**THE PROBLEM:**
Print all the data, keeping every line exactly as it is.

**RECORDS FOR THIS TASK:**
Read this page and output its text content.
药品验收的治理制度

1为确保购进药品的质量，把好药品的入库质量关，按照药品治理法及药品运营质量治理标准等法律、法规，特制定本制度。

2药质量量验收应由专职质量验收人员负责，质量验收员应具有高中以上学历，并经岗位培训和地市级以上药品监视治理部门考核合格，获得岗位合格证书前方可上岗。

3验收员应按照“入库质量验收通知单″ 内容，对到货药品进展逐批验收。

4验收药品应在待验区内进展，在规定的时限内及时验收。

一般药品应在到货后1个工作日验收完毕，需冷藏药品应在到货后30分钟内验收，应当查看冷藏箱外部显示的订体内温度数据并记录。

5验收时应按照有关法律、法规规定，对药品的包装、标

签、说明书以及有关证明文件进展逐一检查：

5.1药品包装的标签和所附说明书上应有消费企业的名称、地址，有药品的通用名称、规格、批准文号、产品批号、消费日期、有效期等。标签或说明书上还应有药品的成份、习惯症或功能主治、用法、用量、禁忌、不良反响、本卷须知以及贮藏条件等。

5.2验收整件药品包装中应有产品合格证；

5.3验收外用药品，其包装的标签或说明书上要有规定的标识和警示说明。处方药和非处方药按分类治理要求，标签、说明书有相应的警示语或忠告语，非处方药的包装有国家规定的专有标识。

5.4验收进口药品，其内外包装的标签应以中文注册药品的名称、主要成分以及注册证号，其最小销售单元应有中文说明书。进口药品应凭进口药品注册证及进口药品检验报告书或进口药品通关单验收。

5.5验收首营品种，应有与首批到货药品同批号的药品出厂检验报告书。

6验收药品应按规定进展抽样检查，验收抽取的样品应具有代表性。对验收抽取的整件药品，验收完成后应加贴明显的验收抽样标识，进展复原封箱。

**EXERCISE RESULT:**
Read this page and output its text content.
药品验收的治理制度

1为确保购进药品的质量，把好药品的入库质量关，按照药品治理法及药品运营质量治理标准等法律、法规，特制定本制度。

2药质量量验收应由专职质量验收人员负责，质量验收员应具有高中以上学历，并经岗位培训和地市级以上药品监视治理部门考核合格，获得岗位合格证书前方可上岗。

3验收员应按照“入库质量验收通知单″ 内容，对到货药品进展逐批验收。

4验收药品应在待验区内进展，在规定的时限内及时验收。

一般药品应在到货后1个工作日验收完毕，需冷藏药品应在到货后30分钟内验收，应当查看冷藏箱外部显示的订体内温度数据并记录。

5验收时应按照有关法律、法规规定，对药品的包装、标

签、说明书以及有关证明文件进展逐一检查：

5.1药品包装的标签和所附说明书上应有消费企业的名称、地址，有药品的通用名称、规格、批准文号、产品批号、消费日期、有效期等。标签或说明书上还应有药品的成份、习惯症或功能主治、用法、用量、禁忌、不良反响、本卷须知以及贮藏条件等。

5.2验收整件药品包装中应有产品合格证；

5.3验收外用药品，其包装的标签或说明书上要有规定的标识和警示说明。处方药和非处方药按分类治理要求，标签、说明书有相应的警示语或忠告语，非处方药的包装有国家规定的专有标识。

5.4验收进口药品，其内外包装的标签应以中文注册药品的名称、主要成分以及注册证号，其最小销售单元应有中文说明书。进口药品应凭进口药品注册证及进口药品检验报告书或进口药品通关单验收。

5.5验收首营品种，应有与首批到货药品同批号的药品出厂检验报告书。

6验收药品应按规定进展抽样检查，验收抽取的样品应具有代表性。对验收抽取的整件药品，验收完成后应加贴明显的验收抽样标识，进展复原封箱。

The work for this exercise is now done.